Task data –
::::

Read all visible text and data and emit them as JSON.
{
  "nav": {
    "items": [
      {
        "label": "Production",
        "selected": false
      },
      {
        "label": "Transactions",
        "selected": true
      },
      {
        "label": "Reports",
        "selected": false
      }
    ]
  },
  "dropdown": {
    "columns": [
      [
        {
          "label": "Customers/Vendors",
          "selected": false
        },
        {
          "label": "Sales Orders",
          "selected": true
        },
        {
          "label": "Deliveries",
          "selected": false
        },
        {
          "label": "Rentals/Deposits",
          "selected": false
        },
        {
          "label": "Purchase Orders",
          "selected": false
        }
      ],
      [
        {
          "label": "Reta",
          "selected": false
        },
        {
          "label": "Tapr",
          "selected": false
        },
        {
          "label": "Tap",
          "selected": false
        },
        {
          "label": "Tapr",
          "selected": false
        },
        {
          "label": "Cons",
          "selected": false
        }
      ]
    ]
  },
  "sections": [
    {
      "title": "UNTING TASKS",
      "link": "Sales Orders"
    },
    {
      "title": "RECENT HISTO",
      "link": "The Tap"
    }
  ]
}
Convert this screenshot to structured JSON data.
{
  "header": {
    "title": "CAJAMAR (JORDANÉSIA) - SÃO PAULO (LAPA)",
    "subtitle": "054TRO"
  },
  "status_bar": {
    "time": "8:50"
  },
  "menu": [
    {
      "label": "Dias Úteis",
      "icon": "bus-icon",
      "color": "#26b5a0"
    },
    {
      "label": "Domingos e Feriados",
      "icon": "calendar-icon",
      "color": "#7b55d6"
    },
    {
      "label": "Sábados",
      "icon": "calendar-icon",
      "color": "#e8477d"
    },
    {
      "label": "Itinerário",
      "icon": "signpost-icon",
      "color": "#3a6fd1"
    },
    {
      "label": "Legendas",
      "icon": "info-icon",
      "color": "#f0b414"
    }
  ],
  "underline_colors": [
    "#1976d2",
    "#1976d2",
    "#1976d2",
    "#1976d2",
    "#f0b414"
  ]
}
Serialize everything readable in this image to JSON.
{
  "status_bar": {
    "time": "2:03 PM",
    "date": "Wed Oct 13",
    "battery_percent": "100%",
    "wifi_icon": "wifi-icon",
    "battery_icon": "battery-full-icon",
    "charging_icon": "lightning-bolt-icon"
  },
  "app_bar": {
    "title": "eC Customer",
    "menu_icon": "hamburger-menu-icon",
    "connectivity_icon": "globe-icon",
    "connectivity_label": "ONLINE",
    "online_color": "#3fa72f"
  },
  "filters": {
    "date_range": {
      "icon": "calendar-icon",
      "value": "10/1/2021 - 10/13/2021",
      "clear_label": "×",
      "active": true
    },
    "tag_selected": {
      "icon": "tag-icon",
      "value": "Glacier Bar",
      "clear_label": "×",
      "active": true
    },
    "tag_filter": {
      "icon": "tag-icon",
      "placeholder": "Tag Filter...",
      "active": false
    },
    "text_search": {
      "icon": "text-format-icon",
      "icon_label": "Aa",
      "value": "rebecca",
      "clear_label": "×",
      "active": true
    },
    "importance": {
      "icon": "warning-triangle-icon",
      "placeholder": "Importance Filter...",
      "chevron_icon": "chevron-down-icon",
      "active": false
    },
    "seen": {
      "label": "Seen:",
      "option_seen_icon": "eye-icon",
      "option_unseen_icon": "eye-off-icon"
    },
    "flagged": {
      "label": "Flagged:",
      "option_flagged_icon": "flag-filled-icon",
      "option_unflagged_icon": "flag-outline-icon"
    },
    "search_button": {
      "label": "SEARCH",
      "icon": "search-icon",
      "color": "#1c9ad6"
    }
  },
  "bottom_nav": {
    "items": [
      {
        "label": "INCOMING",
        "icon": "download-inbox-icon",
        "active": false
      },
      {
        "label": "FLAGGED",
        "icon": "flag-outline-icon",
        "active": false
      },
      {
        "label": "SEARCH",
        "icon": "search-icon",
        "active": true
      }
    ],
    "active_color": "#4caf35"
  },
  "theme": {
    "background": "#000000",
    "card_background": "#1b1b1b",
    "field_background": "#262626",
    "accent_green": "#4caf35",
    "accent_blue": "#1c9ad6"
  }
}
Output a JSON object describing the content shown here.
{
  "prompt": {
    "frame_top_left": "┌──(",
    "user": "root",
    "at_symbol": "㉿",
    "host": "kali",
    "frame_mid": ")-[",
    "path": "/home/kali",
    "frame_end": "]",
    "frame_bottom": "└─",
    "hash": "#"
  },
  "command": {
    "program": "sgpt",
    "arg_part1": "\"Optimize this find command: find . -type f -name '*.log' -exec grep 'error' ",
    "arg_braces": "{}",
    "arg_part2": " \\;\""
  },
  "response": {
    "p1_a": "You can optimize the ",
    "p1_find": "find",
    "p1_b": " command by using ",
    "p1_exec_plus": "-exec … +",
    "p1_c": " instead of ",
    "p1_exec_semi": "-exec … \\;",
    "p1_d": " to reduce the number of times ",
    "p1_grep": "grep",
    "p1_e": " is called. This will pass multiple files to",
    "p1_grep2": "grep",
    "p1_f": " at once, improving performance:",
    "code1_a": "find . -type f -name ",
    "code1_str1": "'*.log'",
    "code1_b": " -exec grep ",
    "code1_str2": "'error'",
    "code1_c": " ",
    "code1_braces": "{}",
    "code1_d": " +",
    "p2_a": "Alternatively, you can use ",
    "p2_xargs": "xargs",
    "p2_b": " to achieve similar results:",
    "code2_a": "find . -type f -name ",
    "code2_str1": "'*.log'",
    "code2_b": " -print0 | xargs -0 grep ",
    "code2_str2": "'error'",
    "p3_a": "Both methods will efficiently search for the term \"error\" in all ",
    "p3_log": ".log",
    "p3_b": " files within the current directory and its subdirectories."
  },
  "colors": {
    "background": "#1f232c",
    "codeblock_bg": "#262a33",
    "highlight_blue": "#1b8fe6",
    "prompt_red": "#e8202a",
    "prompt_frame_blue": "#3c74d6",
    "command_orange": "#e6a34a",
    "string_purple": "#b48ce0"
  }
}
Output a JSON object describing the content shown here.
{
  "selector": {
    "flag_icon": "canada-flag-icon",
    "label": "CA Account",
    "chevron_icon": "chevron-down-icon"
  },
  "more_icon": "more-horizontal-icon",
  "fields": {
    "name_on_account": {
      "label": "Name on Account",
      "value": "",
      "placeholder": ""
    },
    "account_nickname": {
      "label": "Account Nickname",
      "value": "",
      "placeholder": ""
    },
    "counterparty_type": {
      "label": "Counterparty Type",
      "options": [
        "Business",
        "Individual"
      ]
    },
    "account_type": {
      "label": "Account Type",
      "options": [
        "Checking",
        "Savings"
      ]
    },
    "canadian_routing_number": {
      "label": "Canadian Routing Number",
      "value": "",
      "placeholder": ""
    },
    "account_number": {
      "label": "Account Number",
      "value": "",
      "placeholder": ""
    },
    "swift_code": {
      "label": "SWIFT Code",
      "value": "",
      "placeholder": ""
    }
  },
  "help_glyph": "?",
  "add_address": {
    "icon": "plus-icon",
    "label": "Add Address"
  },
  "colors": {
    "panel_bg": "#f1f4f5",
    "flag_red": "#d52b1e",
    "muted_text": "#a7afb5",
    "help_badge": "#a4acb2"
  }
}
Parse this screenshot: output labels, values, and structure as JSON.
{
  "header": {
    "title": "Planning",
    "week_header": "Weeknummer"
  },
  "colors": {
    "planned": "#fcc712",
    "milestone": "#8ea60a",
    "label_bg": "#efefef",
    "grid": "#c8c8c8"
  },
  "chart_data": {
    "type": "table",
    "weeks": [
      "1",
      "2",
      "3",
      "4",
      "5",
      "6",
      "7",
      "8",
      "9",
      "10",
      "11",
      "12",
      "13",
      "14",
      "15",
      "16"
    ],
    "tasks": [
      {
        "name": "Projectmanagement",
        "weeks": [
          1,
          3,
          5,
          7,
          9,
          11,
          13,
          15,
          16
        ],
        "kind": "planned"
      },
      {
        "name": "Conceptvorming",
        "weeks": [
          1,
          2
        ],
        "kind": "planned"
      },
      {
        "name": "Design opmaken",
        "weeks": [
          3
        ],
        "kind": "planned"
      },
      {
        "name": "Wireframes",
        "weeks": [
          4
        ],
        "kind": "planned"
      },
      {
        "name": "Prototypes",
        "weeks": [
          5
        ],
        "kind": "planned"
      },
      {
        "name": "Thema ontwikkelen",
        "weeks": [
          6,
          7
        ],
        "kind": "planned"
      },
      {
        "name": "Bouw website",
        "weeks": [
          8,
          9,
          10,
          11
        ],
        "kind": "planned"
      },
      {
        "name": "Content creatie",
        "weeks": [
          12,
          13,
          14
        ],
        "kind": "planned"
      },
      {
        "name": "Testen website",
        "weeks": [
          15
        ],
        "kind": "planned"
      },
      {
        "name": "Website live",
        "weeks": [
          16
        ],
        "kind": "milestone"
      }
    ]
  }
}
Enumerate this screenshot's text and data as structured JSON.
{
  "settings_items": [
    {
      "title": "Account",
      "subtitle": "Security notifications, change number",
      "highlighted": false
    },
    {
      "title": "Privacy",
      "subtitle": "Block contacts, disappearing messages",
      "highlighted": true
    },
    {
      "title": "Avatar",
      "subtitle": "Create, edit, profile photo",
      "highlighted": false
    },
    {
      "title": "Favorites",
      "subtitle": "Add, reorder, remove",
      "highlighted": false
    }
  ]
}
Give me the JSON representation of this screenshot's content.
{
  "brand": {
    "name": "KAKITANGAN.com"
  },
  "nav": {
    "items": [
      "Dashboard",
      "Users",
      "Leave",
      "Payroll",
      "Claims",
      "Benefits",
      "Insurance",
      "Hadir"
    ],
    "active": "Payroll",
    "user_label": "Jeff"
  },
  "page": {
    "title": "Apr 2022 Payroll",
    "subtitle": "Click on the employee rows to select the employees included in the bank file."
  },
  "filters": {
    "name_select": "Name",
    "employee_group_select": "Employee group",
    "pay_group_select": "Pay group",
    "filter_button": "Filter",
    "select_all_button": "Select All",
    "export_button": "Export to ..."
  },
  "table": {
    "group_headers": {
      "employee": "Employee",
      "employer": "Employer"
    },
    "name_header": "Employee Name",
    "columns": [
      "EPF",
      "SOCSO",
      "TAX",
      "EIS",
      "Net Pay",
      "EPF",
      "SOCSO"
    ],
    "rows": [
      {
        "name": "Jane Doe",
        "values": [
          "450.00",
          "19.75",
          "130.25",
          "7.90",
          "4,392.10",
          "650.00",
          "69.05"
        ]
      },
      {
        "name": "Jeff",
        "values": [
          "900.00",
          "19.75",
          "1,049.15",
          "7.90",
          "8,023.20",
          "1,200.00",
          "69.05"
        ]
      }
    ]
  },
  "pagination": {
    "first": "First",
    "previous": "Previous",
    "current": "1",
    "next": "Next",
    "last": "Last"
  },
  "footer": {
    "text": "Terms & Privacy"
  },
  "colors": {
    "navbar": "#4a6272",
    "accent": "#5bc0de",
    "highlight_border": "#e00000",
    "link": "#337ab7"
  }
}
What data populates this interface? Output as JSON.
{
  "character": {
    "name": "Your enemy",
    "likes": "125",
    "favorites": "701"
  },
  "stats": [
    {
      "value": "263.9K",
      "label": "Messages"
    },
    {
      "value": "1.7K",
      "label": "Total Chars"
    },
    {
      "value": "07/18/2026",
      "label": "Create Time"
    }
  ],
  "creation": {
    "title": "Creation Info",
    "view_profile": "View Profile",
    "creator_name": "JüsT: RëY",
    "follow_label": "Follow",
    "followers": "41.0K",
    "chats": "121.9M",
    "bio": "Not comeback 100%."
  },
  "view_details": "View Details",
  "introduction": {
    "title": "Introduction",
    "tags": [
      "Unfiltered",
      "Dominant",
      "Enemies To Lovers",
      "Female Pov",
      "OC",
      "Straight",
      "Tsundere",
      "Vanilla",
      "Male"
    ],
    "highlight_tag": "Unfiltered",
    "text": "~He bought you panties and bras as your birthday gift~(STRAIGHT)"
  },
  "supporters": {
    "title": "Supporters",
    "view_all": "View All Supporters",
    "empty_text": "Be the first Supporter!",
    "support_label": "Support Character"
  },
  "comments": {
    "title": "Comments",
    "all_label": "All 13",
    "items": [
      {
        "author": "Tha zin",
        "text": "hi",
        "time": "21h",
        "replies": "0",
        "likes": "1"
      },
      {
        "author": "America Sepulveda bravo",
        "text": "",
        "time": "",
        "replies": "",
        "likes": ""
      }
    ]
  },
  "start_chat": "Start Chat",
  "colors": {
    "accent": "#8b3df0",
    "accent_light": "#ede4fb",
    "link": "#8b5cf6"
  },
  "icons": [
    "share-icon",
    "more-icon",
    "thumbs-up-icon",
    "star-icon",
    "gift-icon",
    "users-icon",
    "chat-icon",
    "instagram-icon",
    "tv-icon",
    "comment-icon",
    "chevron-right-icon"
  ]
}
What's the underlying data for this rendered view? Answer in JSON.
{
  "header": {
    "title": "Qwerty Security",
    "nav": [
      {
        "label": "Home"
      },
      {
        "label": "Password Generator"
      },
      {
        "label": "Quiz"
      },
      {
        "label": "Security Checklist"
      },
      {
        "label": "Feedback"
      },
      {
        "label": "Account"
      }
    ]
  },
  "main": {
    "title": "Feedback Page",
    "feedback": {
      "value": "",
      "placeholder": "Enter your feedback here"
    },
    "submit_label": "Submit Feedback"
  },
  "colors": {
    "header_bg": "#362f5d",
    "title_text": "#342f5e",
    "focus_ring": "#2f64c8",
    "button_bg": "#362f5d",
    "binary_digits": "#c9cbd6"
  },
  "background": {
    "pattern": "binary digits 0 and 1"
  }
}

::::

Task brief –
Among the records above, find each line holding the string "current" and pull it out.

Output for this task –
    "p3_b": " files within the current directory and its subdirectories."
    "current": "1",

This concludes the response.